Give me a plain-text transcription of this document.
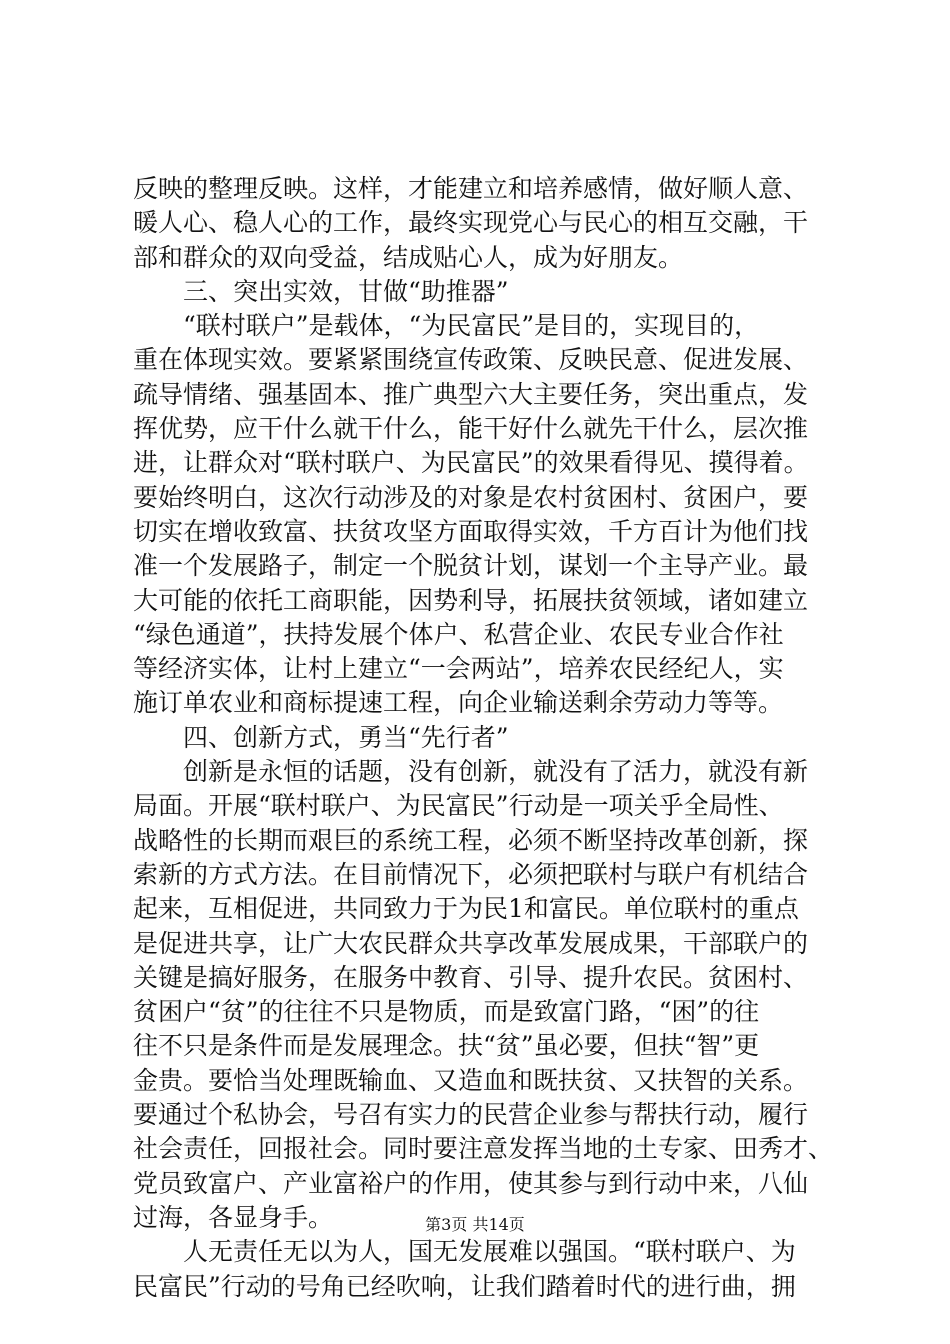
反映的整理反映。这样，才能建立和培养感情，做好顺人意、
暖人心、稳人心的工作，最终实现党心与民心的相互交融，干
部和群众的双向受益，结成贴心人，成为好朋友。
　　三、突出实效，甘做“助推器”
　　“联村联户”是载体，“为民富民”是目的，实现目的，
重在体现实效。要紧紧围绕宣传政策、反映民意、促进发展、
疏导情绪、强基固本、推广典型六大主要任务，突出重点，发
挥优势，应干什么就干什么，能干好什么就先干什么，层次推
进，让群众对“联村联户、为民富民”的效果看得见、摸得着。
要始终明白，这次行动涉及的对象是农村贫困村、贫困户，要
切实在增收致富、扶贫攻坚方面取得实效，千方百计为他们找
准一个发展路子，制定一个脱贫计划，谋划一个主导产业。最
大可能的依托工商职能，因势利导，拓展扶贫领域，诸如建立
“绿色通道”，扶持发展个体户、私营企业、农民专业合作社
等经济实体，让村上建立“一会两站”，培养农民经纪人，实
施订单农业和商标提速工程，向企业输送剩余劳动力等等。
　　四、创新方式，勇当“先行者”
　　创新是永恒的话题，没有创新，就没有了活力，就没有新
局面。开展“联村联户、为民富民”行动是一项关乎全局性、
战略性的长期而艰巨的系统工程，必须不断坚持改革创新，探
索新的方式方法。在目前情况下，必须把联村与联户有机结合
起来，互相促进，共同致力于为民1和富民。单位联村的重点
是促进共享，让广大农民群众共享改革发展成果，干部联户的
关键是搞好服务，在服务中教育、引导、提升农民。贫困村、
贫困户“贫”的往往不只是物质，而是致富门路，“困”的往
往不只是条件而是发展理念。扶“贫”虽必要，但扶“智”更
金贵。要恰当处理既输血、又造血和既扶贫、又扶智的关系。
要通过个私协会，号召有实力的民营企业参与帮扶行动，履行
社会责任，回报社会。同时要注意发挥当地的土专家、田秀才、
党员致富户、产业富裕户的作用，使其参与到行动中来，八仙
过海，各显身手。
　　人无责任无以为人，国无发展难以强国。“联村联户、为
民富民”行动的号角已经吹响，让我们踏着时代的进行曲，拥
第3页 共14页
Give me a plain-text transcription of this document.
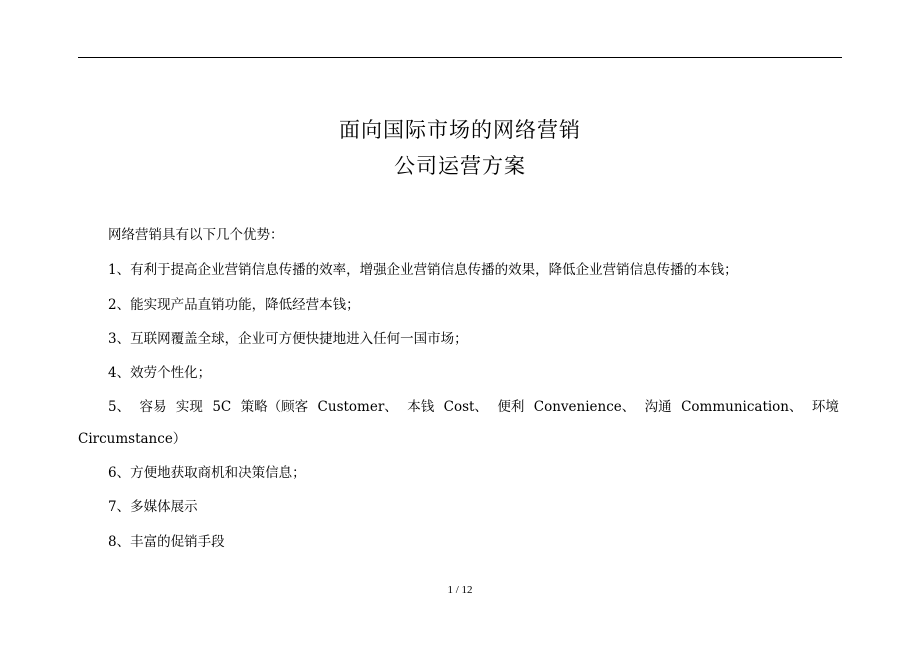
面向国际市场的网络营销
公司运营方案
网络营销具有以下几个优势：
1、有利于提高企业营销信息传播的效率，增强企业营销信息传播的效果，降低企业营销信息传播的本钱；
2、能实现产品直销功能，降低经营本钱；
3、互联网覆盖全球，企业可方便快捷地进入任何一国市场；
4、效劳个性化；
5、 容易 实现 5C 策略（顾客 Customer、 本钱 Cost、 便利 Convenience、 沟通 Communication、 环境
Circumstance）
6、方便地获取商机和决策信息；
7、多媒体展示
8、丰富的促销手段
1 / 12
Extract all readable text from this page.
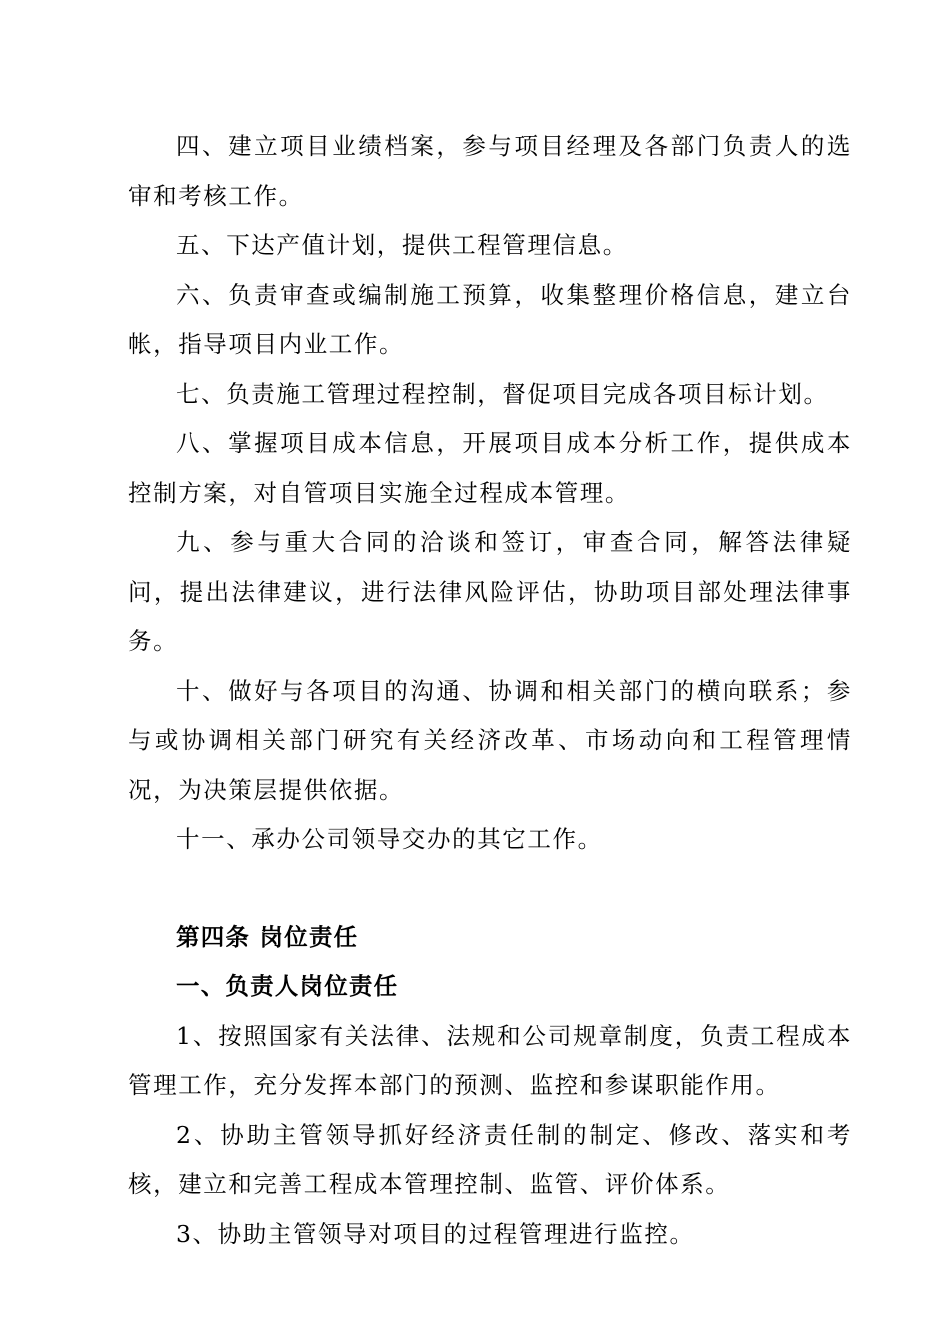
四、建立项目业绩档案，参与项目经理及各部门负责人的选审和考核工作。

五、下达产值计划，提供工程管理信息。

六、负责审查或编制施工预算，收集整理价格信息，建立台帐，指导项目内业工作。

七、负责施工管理过程控制，督促项目完成各项目标计划。

八、掌握项目成本信息，开展项目成本分析工作，提供成本控制方案，对自管项目实施全过程成本管理。

九、参与重大合同的洽谈和签订，审查合同，解答法律疑问，提出法律建议，进行法律风险评估，协助项目部处理法律事务。

十、做好与各项目的沟通、协调和相关部门的横向联系；参与或协调相关部门研究有关经济改革、市场动向和工程管理情况，为决策层提供依据。

十一、承办公司领导交办的其它工作。

第四条 岗位责任

一、负责人岗位责任

1、按照国家有关法律、法规和公司规章制度，负责工程成本管理工作，充分发挥本部门的预测、监控和参谋职能作用。

2、协助主管领导抓好经济责任制的制定、修改、落实和考核，建立和完善工程成本管理控制、监管、评价体系。

3、协助主管领导对项目的过程管理进行监控。
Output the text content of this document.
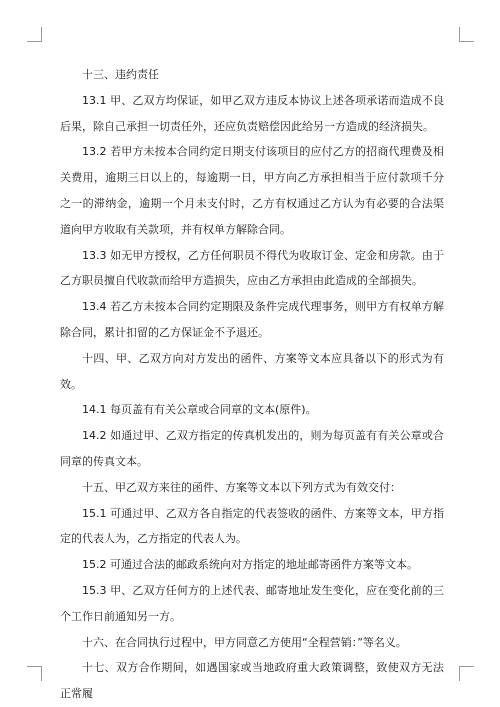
十三、违约责任

13.1 甲、乙双方均保证，如甲乙双方违反本协议上述各项承诺而造成不良后果，除自己承担一切责任外，还应负责赔偿因此给另一方造成的经济损失。

13.2 若甲方未按本合同约定日期支付该项目的应付乙方的招商代理费及相关费用，逾期三日以上的，每逾期一日，甲方向乙方承担相当于应付款项千分之一的滞纳金，逾期一个月未支付时，乙方有权通过乙方认为有必要的合法渠道向甲方收取有关款项，并有权单方解除合同。

13.3 如无甲方授权，乙方任何职员不得代为收取订金、定金和房款。由于乙方职员擅自代收款而给甲方造损失，应由乙方承担由此造成的全部损失。

13.4 若乙方未按本合同约定期限及条件完成代理事务，则甲方有权单方解除合同，累计扣留的乙方保证金不予退还。

十四、甲、乙双方向对方发出的函件、方案等文本应具备以下的形式为有效。

14.1 每页盖有有关公章或合同章的文本(原件)。

14.2 如通过甲、乙双方指定的传真机发出的，则为每页盖有有关公章或合同章的传真文本。

十五、甲乙双方来往的函件、方案等文本以下列方式为有效交付：

15.1 可通过甲、乙双方各自指定的代表签收的函件、方案等文本，甲方指定的代表人为，乙方指定的代表人为。

15.2 可通过合法的邮政系统向对方指定的地址邮寄函件方案等文本。

15.3 甲、乙双方任何方的上述代表、邮寄地址发生变化，应在变化前的三个工作日前通知另一方。

十六、在合同执行过程中，甲方同意乙方使用“全程营销：”等名义。

十七、双方合作期间，如遇国家或当地政府重大政策调整，致使双方无法正常履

**What is needed:** Go through the entries above and output them exactly, without pictures.

**Written answer:**
Give me a plain-text transcription of this document.
反映的整理反映。这样，才能建立和培养感情，做好顺人意、
暖人心、稳人心的工作，最终实现党心与民心的相互交融，干
部和群众的双向受益，结成贴心人，成为好朋友。
　　三、突出实效，甘做“助推器”
　　“联村联户”是载体，“为民富民”是目的，实现目的，
重在体现实效。要紧紧围绕宣传政策、反映民意、促进发展、
疏导情绪、强基固本、推广典型六大主要任务，突出重点，发
挥优势，应干什么就干什么，能干好什么就先干什么，层次推
进，让群众对“联村联户、为民富民”的效果看得见、摸得着。
要始终明白，这次行动涉及的对象是农村贫困村、贫困户，要
切实在增收致富、扶贫攻坚方面取得实效，千方百计为他们找
准一个发展路子，制定一个脱贫计划，谋划一个主导产业。最
大可能的依托工商职能，因势利导，拓展扶贫领域，诸如建立
“绿色通道”，扶持发展个体户、私营企业、农民专业合作社
等经济实体，让村上建立“一会两站”，培养农民经纪人，实
施订单农业和商标提速工程，向企业输送剩余劳动力等等。
　　四、创新方式，勇当“先行者”
　　创新是永恒的话题，没有创新，就没有了活力，就没有新
局面。开展“联村联户、为民富民”行动是一项关乎全局性、
战略性的长期而艰巨的系统工程，必须不断坚持改革创新，探
索新的方式方法。在目前情况下，必须把联村与联户有机结合
起来，互相促进，共同致力于为民1和富民。单位联村的重点
是促进共享，让广大农民群众共享改革发展成果，干部联户的
关键是搞好服务，在服务中教育、引导、提升农民。贫困村、
贫困户“贫”的往往不只是物质，而是致富门路，“困”的往
往不只是条件而是发展理念。扶“贫”虽必要，但扶“智”更
金贵。要恰当处理既输血、又造血和既扶贫、又扶智的关系。
要通过个私协会，号召有实力的民营企业参与帮扶行动，履行
社会责任，回报社会。同时要注意发挥当地的土专家、田秀才、
党员致富户、产业富裕户的作用，使其参与到行动中来，八仙
过海，各显身手。
　　人无责任无以为人，国无发展难以强国。“联村联户、为
民富民”行动的号角已经吹响，让我们踏着时代的进行曲，拥
第3页 共14页
Give me a plain-text transcription of this document.
面向国际市场的网络营销
公司运营方案
网络营销具有以下几个优势：
1、有利于提高企业营销信息传播的效率，增强企业营销信息传播的效果，降低企业营销信息传播的本钱；
2、能实现产品直销功能，降低经营本钱；
3、互联网覆盖全球，企业可方便快捷地进入任何一国市场；
4、效劳个性化；
5、 容易 实现 5C 策略（顾客 Customer、 本钱 Cost、 便利 Convenience、 沟通 Communication、 环境
Circumstance）
6、方便地获取商机和决策信息；
7、多媒体展示
8、丰富的促销手段
1 / 12
Extract all readable text from this page.
四、建立项目业绩档案，参与项目经理及各部门负责人的选审和考核工作。

五、下达产值计划，提供工程管理信息。

六、负责审查或编制施工预算，收集整理价格信息，建立台帐，指导项目内业工作。

七、负责施工管理过程控制，督促项目完成各项目标计划。

八、掌握项目成本信息，开展项目成本分析工作，提供成本控制方案，对自管项目实施全过程成本管理。

九、参与重大合同的洽谈和签订，审查合同，解答法律疑问，提出法律建议，进行法律风险评估，协助项目部处理法律事务。

十、做好与各项目的沟通、协调和相关部门的横向联系；参与或协调相关部门研究有关经济改革、市场动向和工程管理情况，为决策层提供依据。

十一、承办公司领导交办的其它工作。

第四条 岗位责任

一、负责人岗位责任

1、按照国家有关法律、法规和公司规章制度，负责工程成本管理工作，充分发挥本部门的预测、监控和参谋职能作用。

2、协助主管领导抓好经济责任制的制定、修改、落实和考核，建立和完善工程成本管理控制、监管、评价体系。

3、协助主管领导对项目的过程管理进行监控。
Output the text content of this document.
十三、违约责任

13.1 甲、乙双方均保证，如甲乙双方违反本协议上述各项承诺而造成不良后果，除自己承担一切责任外，还应负责赔偿因此给另一方造成的经济损失。

13.2 若甲方未按本合同约定日期支付该项目的应付乙方的招商代理费及相关费用，逾期三日以上的，每逾期一日，甲方向乙方承担相当于应付款项千分之一的滞纳金，逾期一个月未支付时，乙方有权通过乙方认为有必要的合法渠道向甲方收取有关款项，并有权单方解除合同。

13.3 如无甲方授权，乙方任何职员不得代为收取订金、定金和房款。由于乙方职员擅自代收款而给甲方造损失，应由乙方承担由此造成的全部损失。

13.4 若乙方未按本合同约定期限及条件完成代理事务，则甲方有权单方解除合同，累计扣留的乙方保证金不予退还。

十四、甲、乙双方向对方发出的函件、方案等文本应具备以下的形式为有效。

14.1 每页盖有有关公章或合同章的文本(原件)。

14.2 如通过甲、乙双方指定的传真机发出的，则为每页盖有有关公章或合同章的传真文本。

十五、甲乙双方来往的函件、方案等文本以下列方式为有效交付：

15.1 可通过甲、乙双方各自指定的代表签收的函件、方案等文本，甲方指定的代表人为，乙方指定的代表人为。

15.2 可通过合法的邮政系统向对方指定的地址邮寄函件方案等文本。

15.3 甲、乙双方任何方的上述代表、邮寄地址发生变化，应在变化前的三个工作日前通知另一方。

十六、在合同执行过程中，甲方同意乙方使用“全程营销：”等名义。

十七、双方合作期间，如遇国家或当地政府重大政策调整，致使双方无法正常履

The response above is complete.